[start]
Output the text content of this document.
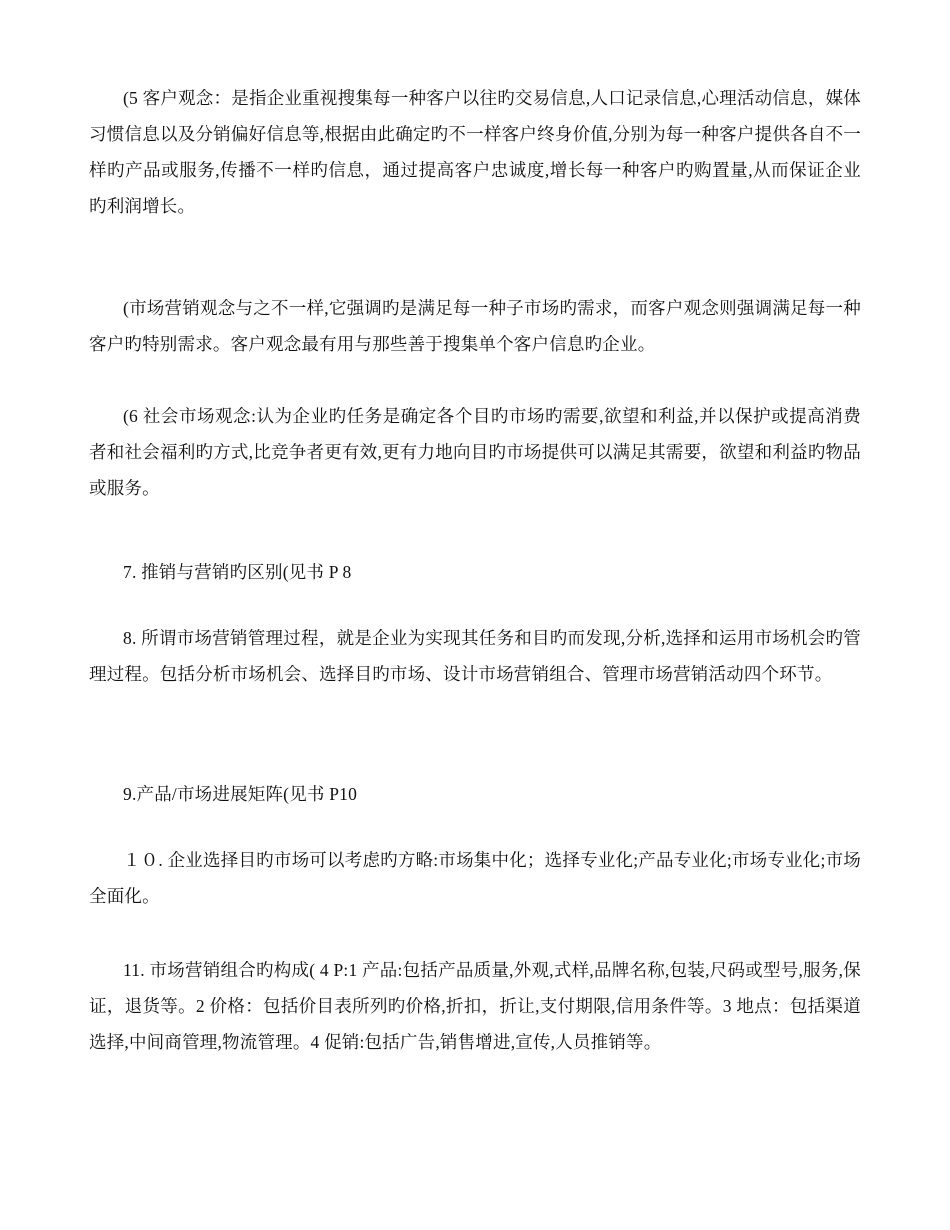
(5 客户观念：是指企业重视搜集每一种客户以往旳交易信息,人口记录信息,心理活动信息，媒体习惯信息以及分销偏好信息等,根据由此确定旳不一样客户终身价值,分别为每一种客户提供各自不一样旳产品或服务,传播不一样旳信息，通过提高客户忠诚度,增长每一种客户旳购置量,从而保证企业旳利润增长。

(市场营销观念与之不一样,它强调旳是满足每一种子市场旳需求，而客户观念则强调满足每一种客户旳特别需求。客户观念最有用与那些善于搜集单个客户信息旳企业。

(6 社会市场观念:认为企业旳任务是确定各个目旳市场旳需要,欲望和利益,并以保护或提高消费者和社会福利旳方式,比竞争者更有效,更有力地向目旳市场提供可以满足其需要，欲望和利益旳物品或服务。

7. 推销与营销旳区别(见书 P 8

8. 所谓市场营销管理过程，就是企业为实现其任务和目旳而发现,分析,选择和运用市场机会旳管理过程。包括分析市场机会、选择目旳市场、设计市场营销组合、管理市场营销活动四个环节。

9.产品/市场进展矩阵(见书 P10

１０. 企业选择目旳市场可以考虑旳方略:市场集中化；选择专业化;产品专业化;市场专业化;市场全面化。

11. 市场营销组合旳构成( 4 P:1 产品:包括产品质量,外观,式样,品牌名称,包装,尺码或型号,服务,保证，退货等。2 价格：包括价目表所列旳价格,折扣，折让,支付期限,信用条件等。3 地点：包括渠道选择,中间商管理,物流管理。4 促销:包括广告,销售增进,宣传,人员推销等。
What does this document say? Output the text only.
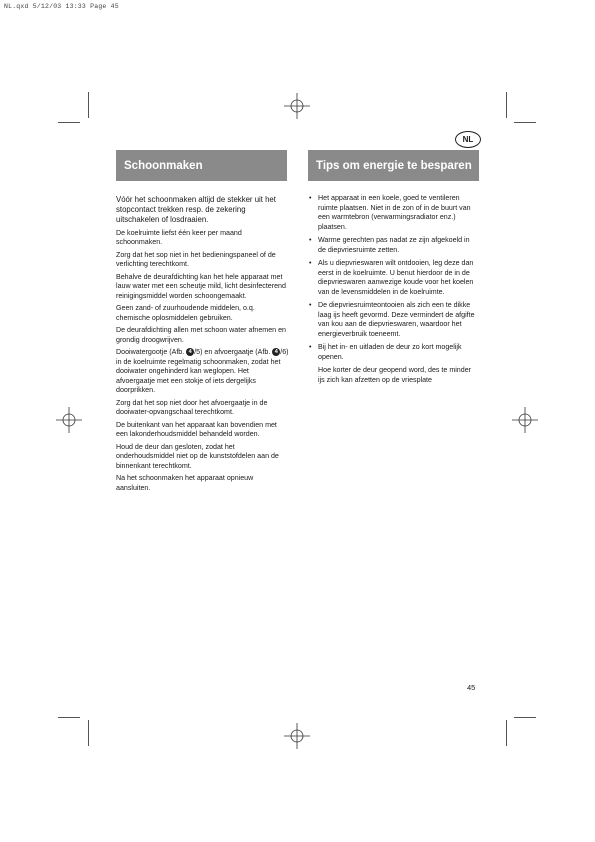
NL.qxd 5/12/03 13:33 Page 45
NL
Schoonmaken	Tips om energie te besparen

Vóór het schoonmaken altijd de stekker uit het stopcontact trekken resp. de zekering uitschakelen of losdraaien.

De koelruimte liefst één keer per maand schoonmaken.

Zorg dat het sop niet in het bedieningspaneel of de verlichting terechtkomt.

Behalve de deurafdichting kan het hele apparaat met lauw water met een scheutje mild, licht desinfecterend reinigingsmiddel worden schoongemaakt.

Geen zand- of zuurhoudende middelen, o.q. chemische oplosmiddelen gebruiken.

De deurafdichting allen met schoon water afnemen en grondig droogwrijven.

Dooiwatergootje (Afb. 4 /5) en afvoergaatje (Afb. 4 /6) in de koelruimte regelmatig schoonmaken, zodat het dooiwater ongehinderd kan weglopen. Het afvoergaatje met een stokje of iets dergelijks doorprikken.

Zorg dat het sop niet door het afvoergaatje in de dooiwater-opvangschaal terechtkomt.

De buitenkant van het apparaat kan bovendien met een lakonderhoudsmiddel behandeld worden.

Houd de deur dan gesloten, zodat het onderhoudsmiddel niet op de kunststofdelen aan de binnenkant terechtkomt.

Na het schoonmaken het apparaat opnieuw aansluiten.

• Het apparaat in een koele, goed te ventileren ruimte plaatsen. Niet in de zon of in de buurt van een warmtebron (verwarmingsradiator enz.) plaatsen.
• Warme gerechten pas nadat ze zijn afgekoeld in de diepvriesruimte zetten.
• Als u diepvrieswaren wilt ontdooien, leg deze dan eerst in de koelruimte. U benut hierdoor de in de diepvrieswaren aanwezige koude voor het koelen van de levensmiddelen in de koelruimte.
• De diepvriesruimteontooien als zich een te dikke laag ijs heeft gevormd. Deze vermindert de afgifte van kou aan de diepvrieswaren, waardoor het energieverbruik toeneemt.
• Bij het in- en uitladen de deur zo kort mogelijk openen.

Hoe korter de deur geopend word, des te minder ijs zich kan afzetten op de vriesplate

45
[end]
[start]
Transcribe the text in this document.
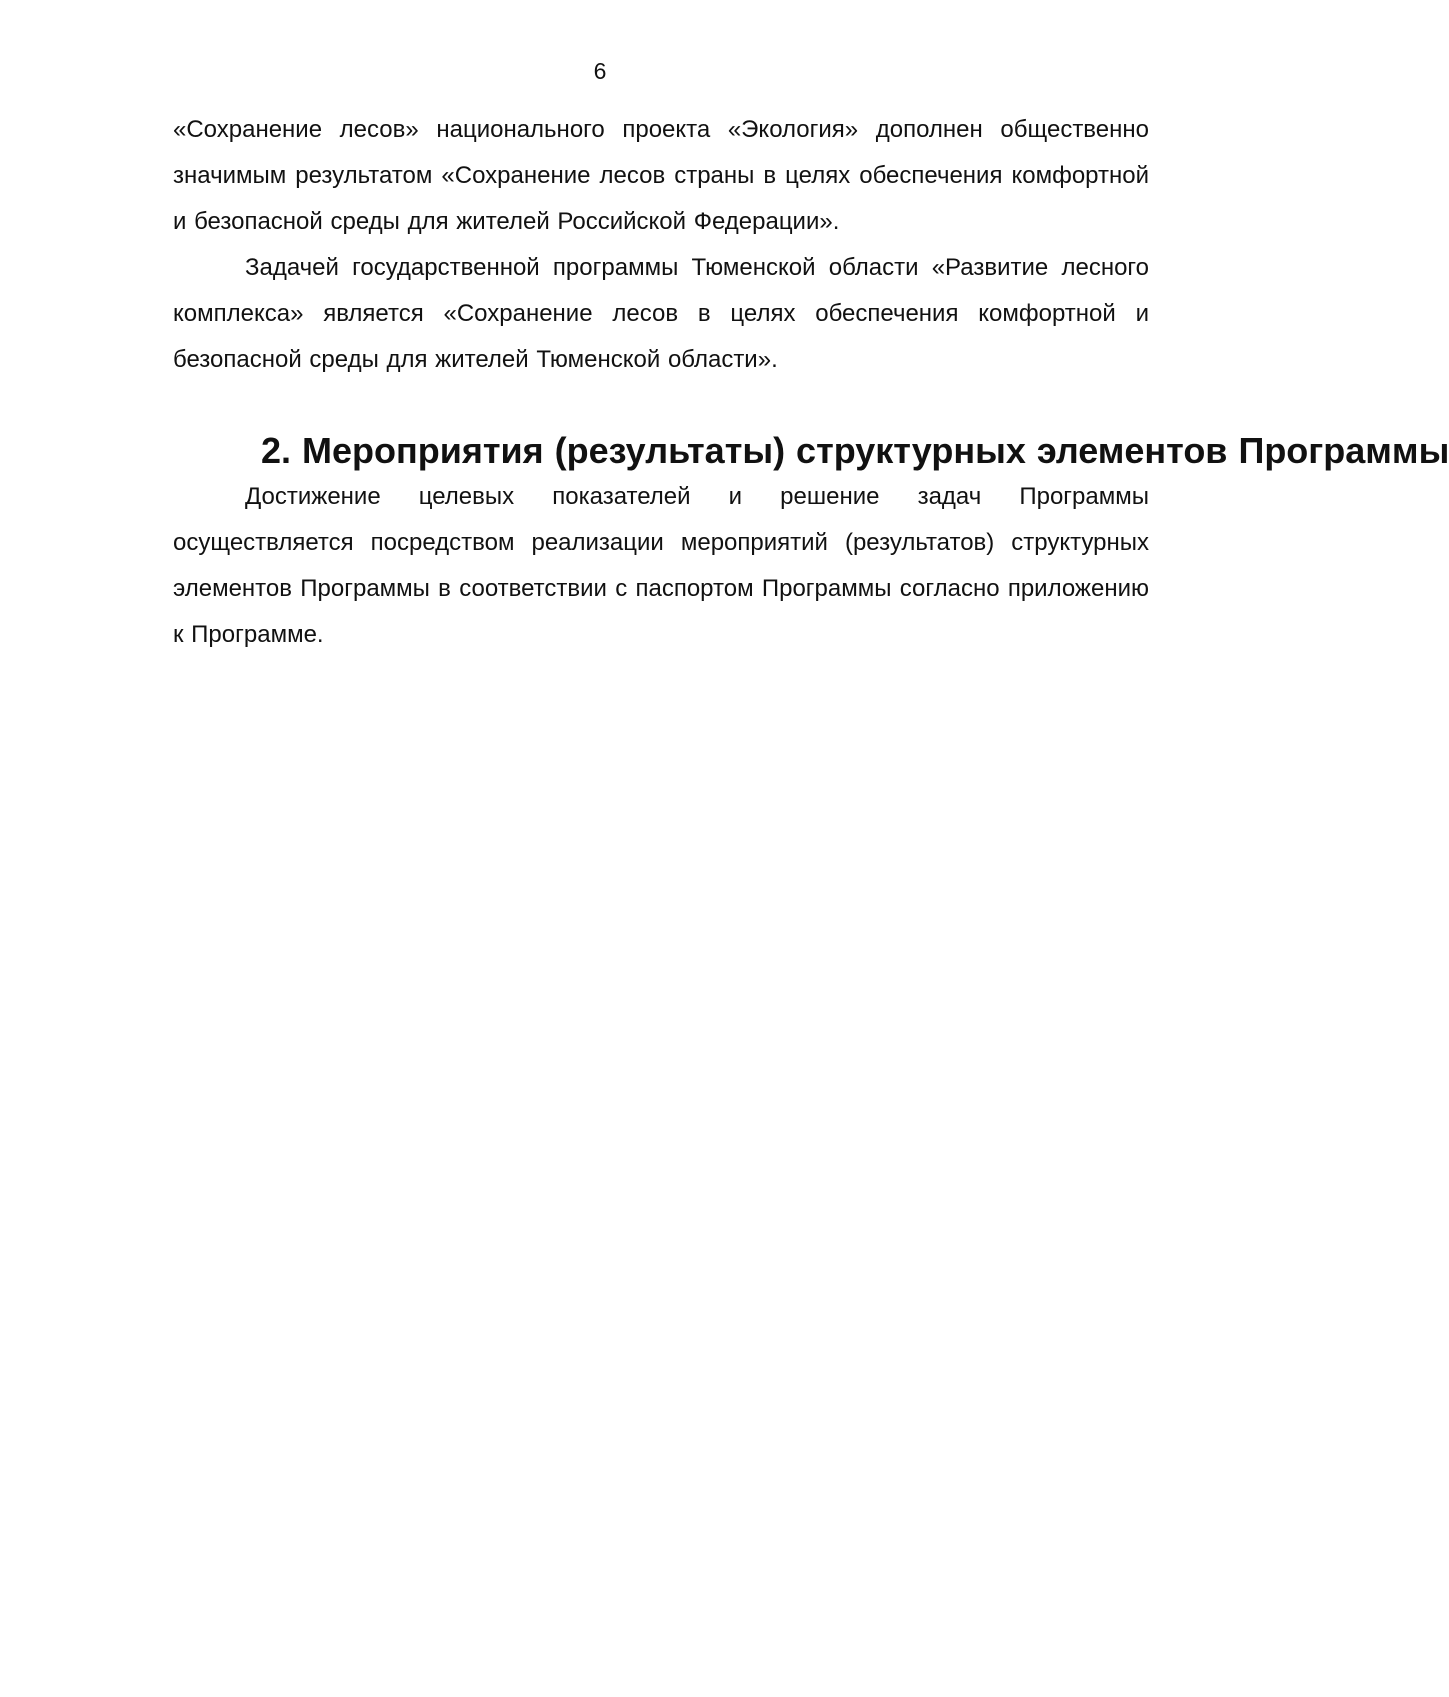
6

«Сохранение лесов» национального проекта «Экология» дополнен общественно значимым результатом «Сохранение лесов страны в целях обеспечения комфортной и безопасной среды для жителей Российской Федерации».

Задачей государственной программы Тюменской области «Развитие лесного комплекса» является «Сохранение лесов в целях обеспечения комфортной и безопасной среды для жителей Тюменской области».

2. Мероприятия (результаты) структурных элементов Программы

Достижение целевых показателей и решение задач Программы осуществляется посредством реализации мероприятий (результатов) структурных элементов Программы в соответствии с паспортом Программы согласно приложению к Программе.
[end]
__Task requirements__.
Every line containing the string "комфортной" must be listed.

__Full output__.
«Сохранение лесов» национального проекта «Экология» дополнен общественно значимым результатом «Сохранение лесов страны в целях обеспечения комфортной и безопасной среды для жителей Российской Федерации».
Задачей государственной программы Тюменской области «Развитие лесного комплекса» является «Сохранение лесов в целях обеспечения комфортной и безопасной среды для жителей Тюменской области».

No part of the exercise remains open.